(Records from a collection of figures)
+ + + + +
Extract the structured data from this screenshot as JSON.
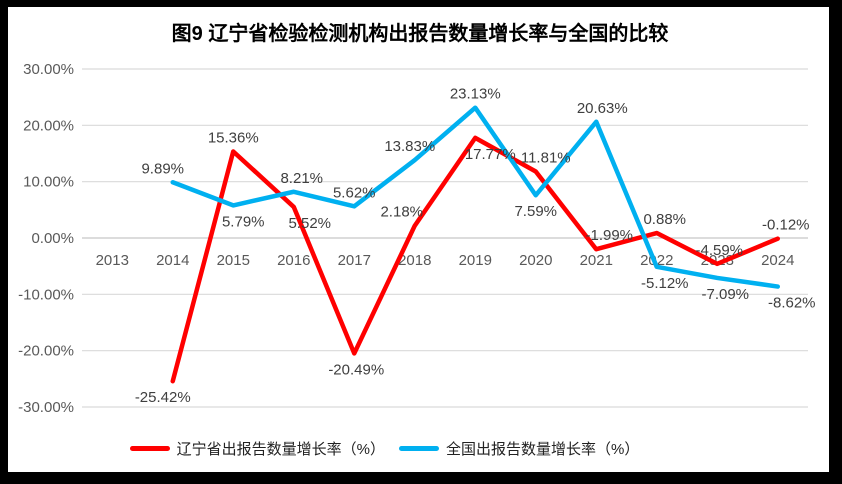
{
  "frame": {
    "border_color": "#000000",
    "background_color": "#ffffff"
  },
  "chart_data": {
    "type": "line",
    "title": "图9  辽宁省检验检测机构出报告数量增长率与全国的比较",
    "categories": [
      "2013",
      "2014",
      "2015",
      "2016",
      "2017",
      "2018",
      "2019",
      "2020",
      "2021",
      "2022",
      "2023",
      "2024"
    ],
    "yticks": [
      "30.00%",
      "20.00%",
      "10.00%",
      "0.00%",
      "-10.00%",
      "-20.00%",
      "-30.00%"
    ],
    "ylim": [
      -30,
      30
    ],
    "ytick_step": 10,
    "grid": true,
    "gridline_color": "#d9d9d9",
    "zero_line_color": "#c6c6c6",
    "axis_label_color": "#595959",
    "data_label_color": "#3f3f3f",
    "legend_position": "bottom",
    "series": [
      {
        "id": "liaoning",
        "name": "辽宁省出报告数量增长率（%）",
        "color": "#FF0000",
        "values": [
          null,
          -25.42,
          15.36,
          5.52,
          -20.49,
          2.18,
          17.77,
          11.81,
          -1.99,
          0.88,
          -4.59,
          -0.12
        ],
        "labels": [
          null,
          "-25.42%",
          "15.36%",
          "5.52%",
          "-20.49%",
          "2.18%",
          "17.77%",
          "11.81%",
          "-1.99%",
          "0.88%",
          "-4.59%",
          "-0.12%"
        ],
        "label_side": [
          null,
          "below",
          "above",
          "below",
          "below",
          "above",
          "below",
          "above",
          "above",
          "above",
          "above",
          "above"
        ],
        "label_dx": [
          0,
          -10,
          0,
          16,
          2,
          -13,
          15,
          10,
          13,
          8,
          2,
          8
        ]
      },
      {
        "id": "national",
        "name": "全国出报告数量增长率（%）",
        "color": "#00B0F0",
        "values": [
          null,
          9.89,
          5.79,
          8.21,
          5.62,
          13.83,
          23.13,
          7.59,
          20.63,
          -5.12,
          -7.09,
          -8.62
        ],
        "labels": [
          null,
          "9.89%",
          "5.79%",
          "8.21%",
          "5.62%",
          "13.83%",
          "23.13%",
          "7.59%",
          "20.63%",
          "-5.12%",
          "-7.09%",
          "-8.62%"
        ],
        "label_side": [
          null,
          "above",
          "below",
          "above",
          "above",
          "above",
          "above",
          "below",
          "above",
          "below",
          "below",
          "below"
        ],
        "label_dx": [
          0,
          -10,
          10,
          8,
          0,
          -5,
          0,
          0,
          6,
          8,
          8,
          14
        ]
      }
    ]
  }
}
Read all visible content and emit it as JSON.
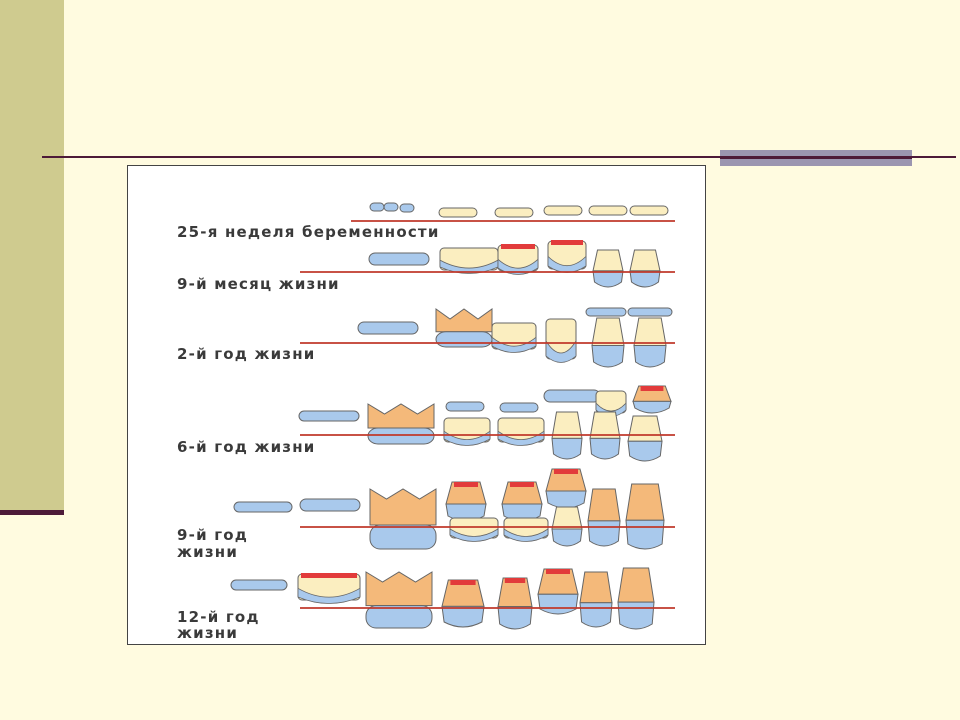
{
  "slide": {
    "colors": {
      "background": "#fffbe0",
      "side_bar": "#cfcb8f",
      "rule": "#4d1a38",
      "accent": "#9b95b0"
    }
  },
  "figure": {
    "colors": {
      "baseline": "#c0392b",
      "enamel": "#a9c9ec",
      "crown_dentin": "#fbeec0",
      "root": "#f4b97a",
      "pulp": "#e23b3b",
      "outline": "#666666"
    },
    "stages": [
      {
        "label": "25-я неделя беременности"
      },
      {
        "label": "9-й месяц жизни"
      },
      {
        "label": "2-й год жизни"
      },
      {
        "label": "6-й год жизни"
      },
      {
        "label_line1": "9-й год",
        "label_line2": "жизни"
      },
      {
        "label_line1": "12-й год",
        "label_line2": "жизни"
      }
    ]
  }
}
+ + + + +
**WORK INSTRUCTIONS**. Give back the entries verbatim. Do not include any picture.

**EXERCISE OUTPUT**.
Extract the structured data from this screenshot as JSON.
{
  "frame": {
    "border_color": "#000000",
    "background_color": "#ffffff"
  },
  "chart_data": {
    "type": "line",
    "title": "图9  辽宁省检验检测机构出报告数量增长率与全国的比较",
    "categories": [
      "2013",
      "2014",
      "2015",
      "2016",
      "2017",
      "2018",
      "2019",
      "2020",
      "2021",
      "2022",
      "2023",
      "2024"
    ],
    "yticks": [
      "30.00%",
      "20.00%",
      "10.00%",
      "0.00%",
      "-10.00%",
      "-20.00%",
      "-30.00%"
    ],
    "ylim": [
      -30,
      30
    ],
    "ytick_step": 10,
    "grid": true,
    "gridline_color": "#d9d9d9",
    "zero_line_color": "#c6c6c6",
    "axis_label_color": "#595959",
    "data_label_color": "#3f3f3f",
    "legend_position": "bottom",
    "series": [
      {
        "id": "liaoning",
        "name": "辽宁省出报告数量增长率（%）",
        "color": "#FF0000",
        "values": [
          null,
          -25.42,
          15.36,
          5.52,
          -20.49,
          2.18,
          17.77,
          11.81,
          -1.99,
          0.88,
          -4.59,
          -0.12
        ],
        "labels": [
          null,
          "-25.42%",
          "15.36%",
          "5.52%",
          "-20.49%",
          "2.18%",
          "17.77%",
          "11.81%",
          "-1.99%",
          "0.88%",
          "-4.59%",
          "-0.12%"
        ],
        "label_side": [
          null,
          "below",
          "above",
          "below",
          "below",
          "above",
          "below",
          "above",
          "above",
          "above",
          "above",
          "above"
        ],
        "label_dx": [
          0,
          -10,
          0,
          16,
          2,
          -13,
          15,
          10,
          13,
          8,
          2,
          8
        ]
      },
      {
        "id": "national",
        "name": "全国出报告数量增长率（%）",
        "color": "#00B0F0",
        "values": [
          null,
          9.89,
          5.79,
          8.21,
          5.62,
          13.83,
          23.13,
          7.59,
          20.63,
          -5.12,
          -7.09,
          -8.62
        ],
        "labels": [
          null,
          "9.89%",
          "5.79%",
          "8.21%",
          "5.62%",
          "13.83%",
          "23.13%",
          "7.59%",
          "20.63%",
          "-5.12%",
          "-7.09%",
          "-8.62%"
        ],
        "label_side": [
          null,
          "above",
          "below",
          "above",
          "above",
          "above",
          "above",
          "below",
          "above",
          "below",
          "below",
          "below"
        ],
        "label_dx": [
          0,
          -10,
          10,
          8,
          0,
          -5,
          0,
          0,
          6,
          8,
          8,
          14
        ]
      }
    ]
  }
}
Read all visible content and emit it as JSON.
{
  "slide": {
    "colors": {
      "background": "#fffbe0",
      "side_bar": "#cfcb8f",
      "rule": "#4d1a38",
      "accent": "#9b95b0"
    }
  },
  "figure": {
    "colors": {
      "baseline": "#c0392b",
      "enamel": "#a9c9ec",
      "crown_dentin": "#fbeec0",
      "root": "#f4b97a",
      "pulp": "#e23b3b",
      "outline": "#666666"
    },
    "stages": [
      {
        "label": "25-я неделя беременности"
      },
      {
        "label": "9-й месяц жизни"
      },
      {
        "label": "2-й год жизни"
      },
      {
        "label": "6-й год жизни"
      },
      {
        "label_line1": "9-й год",
        "label_line2": "жизни"
      },
      {
        "label_line1": "12-й год",
        "label_line2": "жизни"
      }
    ]
  }
}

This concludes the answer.